## DESCRIPTION OF THE TASK
Copy the lines that follow, keeping every character the same.

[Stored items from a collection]
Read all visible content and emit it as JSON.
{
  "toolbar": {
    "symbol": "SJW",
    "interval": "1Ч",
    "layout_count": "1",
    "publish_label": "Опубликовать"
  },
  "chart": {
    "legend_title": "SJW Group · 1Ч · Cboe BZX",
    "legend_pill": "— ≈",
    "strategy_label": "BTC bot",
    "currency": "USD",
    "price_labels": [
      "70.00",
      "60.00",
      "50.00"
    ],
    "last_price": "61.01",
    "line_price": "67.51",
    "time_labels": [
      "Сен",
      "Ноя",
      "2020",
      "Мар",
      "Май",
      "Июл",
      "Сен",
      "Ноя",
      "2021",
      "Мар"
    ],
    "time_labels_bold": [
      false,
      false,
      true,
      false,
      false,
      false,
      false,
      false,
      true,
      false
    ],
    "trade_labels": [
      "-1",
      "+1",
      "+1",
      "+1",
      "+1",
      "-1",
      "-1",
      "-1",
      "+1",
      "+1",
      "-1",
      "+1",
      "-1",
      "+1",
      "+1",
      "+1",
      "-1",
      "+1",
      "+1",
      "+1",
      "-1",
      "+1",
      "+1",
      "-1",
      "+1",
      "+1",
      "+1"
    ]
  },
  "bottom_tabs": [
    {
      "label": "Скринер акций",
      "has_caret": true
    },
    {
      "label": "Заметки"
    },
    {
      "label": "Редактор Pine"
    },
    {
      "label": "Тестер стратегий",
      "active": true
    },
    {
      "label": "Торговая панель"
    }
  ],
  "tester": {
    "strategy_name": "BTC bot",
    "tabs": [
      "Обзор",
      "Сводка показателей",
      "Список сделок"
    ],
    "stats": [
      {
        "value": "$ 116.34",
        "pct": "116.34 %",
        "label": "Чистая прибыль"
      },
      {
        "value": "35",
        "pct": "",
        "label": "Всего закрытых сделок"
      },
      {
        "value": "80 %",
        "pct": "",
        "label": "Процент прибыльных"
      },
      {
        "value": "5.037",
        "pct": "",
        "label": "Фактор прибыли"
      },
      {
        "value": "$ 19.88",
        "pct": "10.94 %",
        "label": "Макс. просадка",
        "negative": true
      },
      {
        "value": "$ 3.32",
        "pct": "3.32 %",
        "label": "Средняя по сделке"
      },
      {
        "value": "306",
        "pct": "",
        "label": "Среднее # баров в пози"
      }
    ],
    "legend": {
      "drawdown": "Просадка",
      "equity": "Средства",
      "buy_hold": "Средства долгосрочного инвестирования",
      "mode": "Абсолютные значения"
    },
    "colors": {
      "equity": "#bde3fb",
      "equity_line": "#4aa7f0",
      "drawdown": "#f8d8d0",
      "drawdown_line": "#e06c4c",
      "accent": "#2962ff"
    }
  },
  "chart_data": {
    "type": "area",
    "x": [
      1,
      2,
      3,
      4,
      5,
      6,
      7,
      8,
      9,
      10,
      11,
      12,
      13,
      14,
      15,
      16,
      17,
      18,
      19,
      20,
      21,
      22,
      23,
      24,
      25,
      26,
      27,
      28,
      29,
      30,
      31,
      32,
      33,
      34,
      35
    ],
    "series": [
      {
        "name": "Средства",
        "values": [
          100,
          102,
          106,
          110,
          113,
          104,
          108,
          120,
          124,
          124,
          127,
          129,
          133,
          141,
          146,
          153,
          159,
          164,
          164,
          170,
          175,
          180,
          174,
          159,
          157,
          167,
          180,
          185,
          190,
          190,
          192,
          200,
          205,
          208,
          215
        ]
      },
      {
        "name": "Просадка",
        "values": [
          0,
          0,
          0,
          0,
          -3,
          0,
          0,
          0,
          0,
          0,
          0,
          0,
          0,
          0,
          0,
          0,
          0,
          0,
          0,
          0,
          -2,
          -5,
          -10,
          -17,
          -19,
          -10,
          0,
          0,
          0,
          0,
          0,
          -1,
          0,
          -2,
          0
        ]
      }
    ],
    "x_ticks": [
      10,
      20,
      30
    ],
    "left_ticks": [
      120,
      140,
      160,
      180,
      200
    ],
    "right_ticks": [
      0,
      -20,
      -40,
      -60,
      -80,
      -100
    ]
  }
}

## EXPECTED OUTPUT
Read all visible content and emit it as JSON.
{
  "toolbar": {
    "symbol": "SJW",
    "interval": "1Ч",
    "layout_count": "1",
    "publish_label": "Опубликовать"
  },
  "chart": {
    "legend_title": "SJW Group · 1Ч · Cboe BZX",
    "legend_pill": "— ≈",
    "strategy_label": "BTC bot",
    "currency": "USD",
    "price_labels": [
      "70.00",
      "60.00",
      "50.00"
    ],
    "last_price": "61.01",
    "line_price": "67.51",
    "time_labels": [
      "Сен",
      "Ноя",
      "2020",
      "Мар",
      "Май",
      "Июл",
      "Сен",
      "Ноя",
      "2021",
      "Мар"
    ],
    "time_labels_bold": [
      false,
      false,
      true,
      false,
      false,
      false,
      false,
      false,
      true,
      false
    ],
    "trade_labels": [
      "-1",
      "+1",
      "+1",
      "+1",
      "+1",
      "-1",
      "-1",
      "-1",
      "+1",
      "+1",
      "-1",
      "+1",
      "-1",
      "+1",
      "+1",
      "+1",
      "-1",
      "+1",
      "+1",
      "+1",
      "-1",
      "+1",
      "+1",
      "-1",
      "+1",
      "+1",
      "+1"
    ]
  },
  "bottom_tabs": [
    {
      "label": "Скринер акций",
      "has_caret": true
    },
    {
      "label": "Заметки"
    },
    {
      "label": "Редактор Pine"
    },
    {
      "label": "Тестер стратегий",
      "active": true
    },
    {
      "label": "Торговая панель"
    }
  ],
  "tester": {
    "strategy_name": "BTC bot",
    "tabs": [
      "Обзор",
      "Сводка показателей",
      "Список сделок"
    ],
    "stats": [
      {
        "value": "$ 116.34",
        "pct": "116.34 %",
        "label": "Чистая прибыль"
      },
      {
        "value": "35",
        "pct": "",
        "label": "Всего закрытых сделок"
      },
      {
        "value": "80 %",
        "pct": "",
        "label": "Процент прибыльных"
      },
      {
        "value": "5.037",
        "pct": "",
        "label": "Фактор прибыли"
      },
      {
        "value": "$ 19.88",
        "pct": "10.94 %",
        "label": "Макс. просадка",
        "negative": true
      },
      {
        "value": "$ 3.32",
        "pct": "3.32 %",
        "label": "Средняя по сделке"
      },
      {
        "value": "306",
        "pct": "",
        "label": "Среднее # баров в пози"
      }
    ],
    "legend": {
      "drawdown": "Просадка",
      "equity": "Средства",
      "buy_hold": "Средства долгосрочного инвестирования",
      "mode": "Абсолютные значения"
    },
    "colors": {
      "equity": "#bde3fb",
      "equity_line": "#4aa7f0",
      "drawdown": "#f8d8d0",
      "drawdown_line": "#e06c4c",
      "accent": "#2962ff"
    }
  },
  "chart_data": {
    "type": "area",
    "x": [
      1,
      2,
      3,
      4,
      5,
      6,
      7,
      8,
      9,
      10,
      11,
      12,
      13,
      14,
      15,
      16,
      17,
      18,
      19,
      20,
      21,
      22,
      23,
      24,
      25,
      26,
      27,
      28,
      29,
      30,
      31,
      32,
      33,
      34,
      35
    ],
    "series": [
      {
        "name": "Средства",
        "values": [
          100,
          102,
          106,
          110,
          113,
          104,
          108,
          120,
          124,
          124,
          127,
          129,
          133,
          141,
          146,
          153,
          159,
          164,
          164,
          170,
          175,
          180,
          174,
          159,
          157,
          167,
          180,
          185,
          190,
          190,
          192,
          200,
          205,
          208,
          215
        ]
      },
      {
        "name": "Просадка",
        "values": [
          0,
          0,
          0,
          0,
          -3,
          0,
          0,
          0,
          0,
          0,
          0,
          0,
          0,
          0,
          0,
          0,
          0,
          0,
          0,
          0,
          -2,
          -5,
          -10,
          -17,
          -19,
          -10,
          0,
          0,
          0,
          0,
          0,
          -1,
          0,
          -2,
          0
        ]
      }
    ],
    "x_ticks": [
      10,
      20,
      30
    ],
    "left_ticks": [
      120,
      140,
      160,
      180,
      200
    ],
    "right_ticks": [
      0,
      -20,
      -40,
      -60,
      -80,
      -100
    ]
  }
}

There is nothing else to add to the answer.